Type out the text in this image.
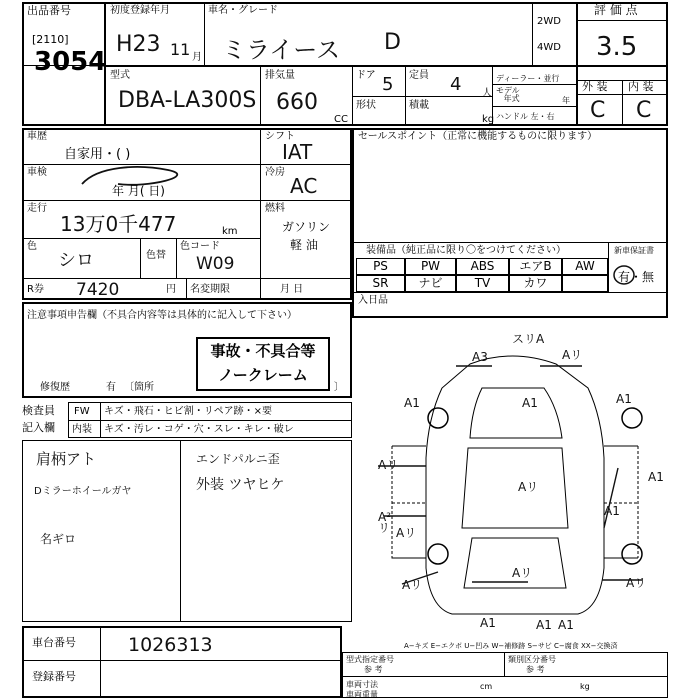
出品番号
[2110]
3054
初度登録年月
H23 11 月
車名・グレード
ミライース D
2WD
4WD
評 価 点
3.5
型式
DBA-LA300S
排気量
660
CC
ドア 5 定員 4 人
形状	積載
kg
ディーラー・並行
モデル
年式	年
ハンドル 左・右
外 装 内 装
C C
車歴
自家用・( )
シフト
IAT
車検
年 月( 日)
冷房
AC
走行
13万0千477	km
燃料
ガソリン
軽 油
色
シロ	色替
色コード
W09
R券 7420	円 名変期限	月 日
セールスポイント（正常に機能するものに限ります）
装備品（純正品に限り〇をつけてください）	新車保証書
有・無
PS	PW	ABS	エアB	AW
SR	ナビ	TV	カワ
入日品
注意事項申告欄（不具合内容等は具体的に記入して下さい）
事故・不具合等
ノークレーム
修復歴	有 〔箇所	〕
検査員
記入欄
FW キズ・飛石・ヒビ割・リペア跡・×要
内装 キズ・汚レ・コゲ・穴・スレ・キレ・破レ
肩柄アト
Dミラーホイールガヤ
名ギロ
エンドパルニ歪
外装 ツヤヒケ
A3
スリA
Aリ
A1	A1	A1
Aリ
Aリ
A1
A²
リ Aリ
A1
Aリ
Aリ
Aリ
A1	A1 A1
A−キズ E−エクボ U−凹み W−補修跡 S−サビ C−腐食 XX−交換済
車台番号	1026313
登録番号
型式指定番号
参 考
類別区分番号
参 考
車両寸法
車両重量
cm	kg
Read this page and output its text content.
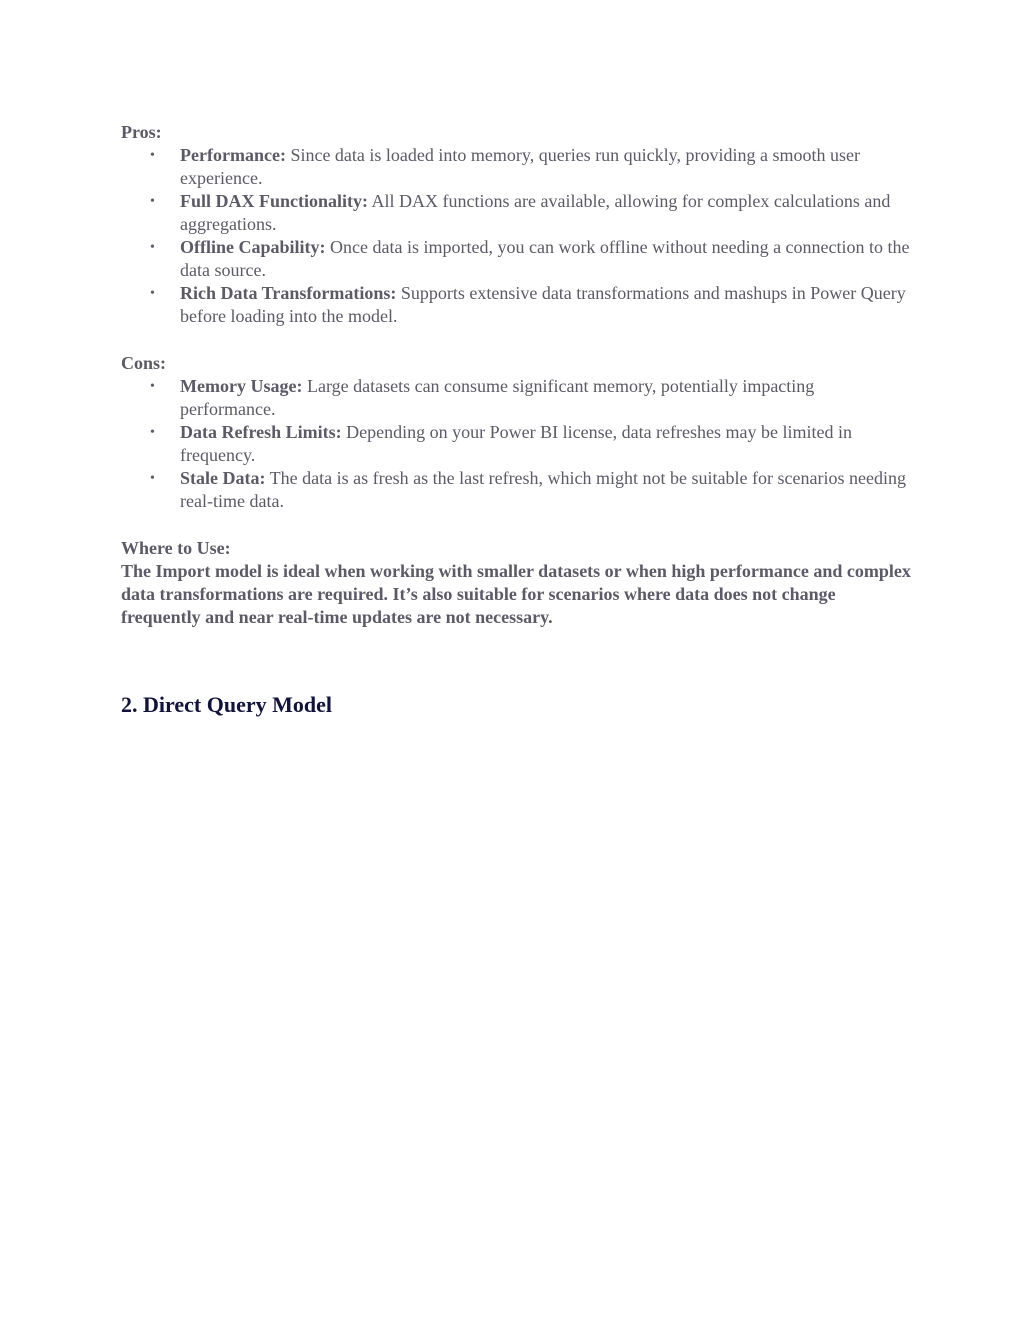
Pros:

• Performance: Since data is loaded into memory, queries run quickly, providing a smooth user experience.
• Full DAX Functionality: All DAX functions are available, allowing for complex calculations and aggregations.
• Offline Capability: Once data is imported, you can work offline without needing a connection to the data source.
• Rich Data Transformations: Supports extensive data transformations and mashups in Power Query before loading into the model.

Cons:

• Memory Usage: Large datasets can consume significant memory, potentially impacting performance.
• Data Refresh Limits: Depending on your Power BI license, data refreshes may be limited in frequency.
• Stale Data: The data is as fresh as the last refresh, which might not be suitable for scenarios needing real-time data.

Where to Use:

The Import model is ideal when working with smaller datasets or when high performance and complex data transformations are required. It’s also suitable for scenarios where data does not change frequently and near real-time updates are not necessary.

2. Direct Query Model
++++++
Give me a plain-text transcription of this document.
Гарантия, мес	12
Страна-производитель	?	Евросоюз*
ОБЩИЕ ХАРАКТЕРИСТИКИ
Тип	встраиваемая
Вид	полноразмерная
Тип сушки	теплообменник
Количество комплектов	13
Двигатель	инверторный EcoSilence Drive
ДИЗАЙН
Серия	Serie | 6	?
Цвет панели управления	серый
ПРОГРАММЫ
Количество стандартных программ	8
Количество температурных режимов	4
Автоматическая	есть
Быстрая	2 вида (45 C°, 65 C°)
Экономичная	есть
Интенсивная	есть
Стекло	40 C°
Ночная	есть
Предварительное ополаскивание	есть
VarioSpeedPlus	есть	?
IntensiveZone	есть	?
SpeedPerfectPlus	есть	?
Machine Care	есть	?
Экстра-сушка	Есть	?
++++++
• THE TASK:
Identify each line in the records above that contains the word "Power", and copy it out in full.

• COMPLETED EXERCISE:
• Rich Data Transformations: Supports extensive data transformations and mashups in Power Query before loading into the model.
• Data Refresh Limits: Depending on your Power BI license, data refreshes may be limited in frequency.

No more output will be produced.